[maemo-users] [maemo-users] Re: Brocken a third time

From: Aniello Del Sorbo anidel at gmail.com
Date: Tue Feb 13 19:32:03 EET 2007
Paul Klapperich wrote:
 > On 2/13/07, *Aniello Del Sorbo* <anidel at gmail.com 
<mailto:anidel at gmail.com>> wrote:
 >     Zoran Kolic wrote:
 >      >> Why should the installer need to be root to do so?
 >      >
 >      > Looks like 770/800 is not ready for user-space apps. It is a 
new kind
 >      > of philosophy on unix field. Personaly, I don't like it much, 
but a
 >      > lot of folks have stars in the eyes.
 >     Yes it is a rather new philosophy. Ubuntu and Mac OS X embraced it
 >     already.
 >     It can help. A user app cannot mess with the system UNLESS the user
 >     enters a password.
 >     It's different than just clicking "OK" on a warning.
 > Ubuntu does not, not sure about Mac OS X. Ubuntu /always/ requires a 
password to install anything because dpkg is run as root. Ubuntu uses 
the same old philosophy as the other systems. The only difference is 
Ubuntu runs with the actual root account disabled and sudo as the only 
method to gain root, similar to our Nokias. This idea isn't new, it's 
just not common to be setup that way by default.
You're right. Ubuntu asks for password just because dpkg requires it.

Mac OS X is different. They have what they call Application Bundle.
You just (as user) drag the application you want to install into the 
Application folder (owned by root, writable by admin). If you are an 
admin you can copy it with no problem, otherwise an admin login and 
password are asked.

◇ ◇ ◇ ◇

# CHALLENGES:
a) In the mailing-list message about installation permissions, why does Ubuntu require a password to install anything?
b) Continue the mailing-list message about installation permissions from its final sentence.

◇ ◇ ◇ ◇

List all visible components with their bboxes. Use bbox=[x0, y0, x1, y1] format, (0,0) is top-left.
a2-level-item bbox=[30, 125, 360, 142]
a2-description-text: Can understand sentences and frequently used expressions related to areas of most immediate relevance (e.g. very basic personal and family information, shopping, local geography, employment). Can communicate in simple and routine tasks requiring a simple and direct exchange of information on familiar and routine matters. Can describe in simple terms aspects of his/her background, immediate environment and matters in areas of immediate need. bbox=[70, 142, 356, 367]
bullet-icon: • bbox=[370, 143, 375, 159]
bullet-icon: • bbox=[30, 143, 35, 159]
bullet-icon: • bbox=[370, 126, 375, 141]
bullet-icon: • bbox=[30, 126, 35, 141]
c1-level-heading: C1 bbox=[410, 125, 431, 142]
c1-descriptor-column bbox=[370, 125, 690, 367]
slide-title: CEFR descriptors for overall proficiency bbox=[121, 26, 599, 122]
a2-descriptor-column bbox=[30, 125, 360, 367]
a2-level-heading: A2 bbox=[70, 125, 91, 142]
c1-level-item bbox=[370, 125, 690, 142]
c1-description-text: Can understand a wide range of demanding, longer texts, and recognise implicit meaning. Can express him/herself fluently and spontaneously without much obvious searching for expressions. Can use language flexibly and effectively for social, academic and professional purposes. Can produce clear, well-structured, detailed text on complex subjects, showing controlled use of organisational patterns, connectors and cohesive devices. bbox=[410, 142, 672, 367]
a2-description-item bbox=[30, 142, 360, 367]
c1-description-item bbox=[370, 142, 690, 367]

◇ ◇ ◇ ◇

# ANSWERS FOR THE TASKS:
a) Because dpkg is run as root.

b)
Of course this is intended as : I own my Mac, I want my kid to use it.
I am the admin, he is not. I can install, he can run.

Some application require to run an installer. If you are the admin it 
would simply install, if the application needs to be root, it'll ask for 
you password (to exec sudo I suppose). If you are a regular user a login 
and password of an admin are asked.

It does not add real security. But I can limit damage.
My kid can destroy his own photos by mistake, an app he ran can lock 
down the whole system and a reboot would be required. But the 
application he ran cannot (unless smart enough) brick the Mac.
And he cannot brick the Mac unless I give him an admin password.

On the other side, I could just use the Mac as a regular user. I might 
not be confident with this computer thingy. So I don't want to mess with it.
Whenever I need to install an app, I am asked with admin credentials. 
And I enter them. Otherwise I won't.
Some app probably could be just dragged onto my desktop as regular user 
and be used straightaway. They cannot harm my Mac. They can just bring 
it to a state were a reboot would be needed. They can, however, remove 
all my pictures.

Some ideas, from this scenario, could be brought into my tablet.

Regular applications that do not need root, can be installed right away 
(with just the Nokia butt-cover warning).
If I run or want to install an application that needs to mess with the 
system I can type in my admin password (along with the usual Nokia 
butt-cover warning).

What's wrong with that?
I am a regular "USER". And I don't want to mess and brick my device. Or 
bettere rephrased: I don't want it to be MY fault.

Installing openssh IS NOT a regular user action. Almost no user ever 
needs it.
But if some other application needs it, I would be glad if you, nokia 
tablet, would tell me that is a system app and that to install it I need 
to enter this mighty state.
I want to know that this application CAN do real damage. That's it, more 
than removing my photos.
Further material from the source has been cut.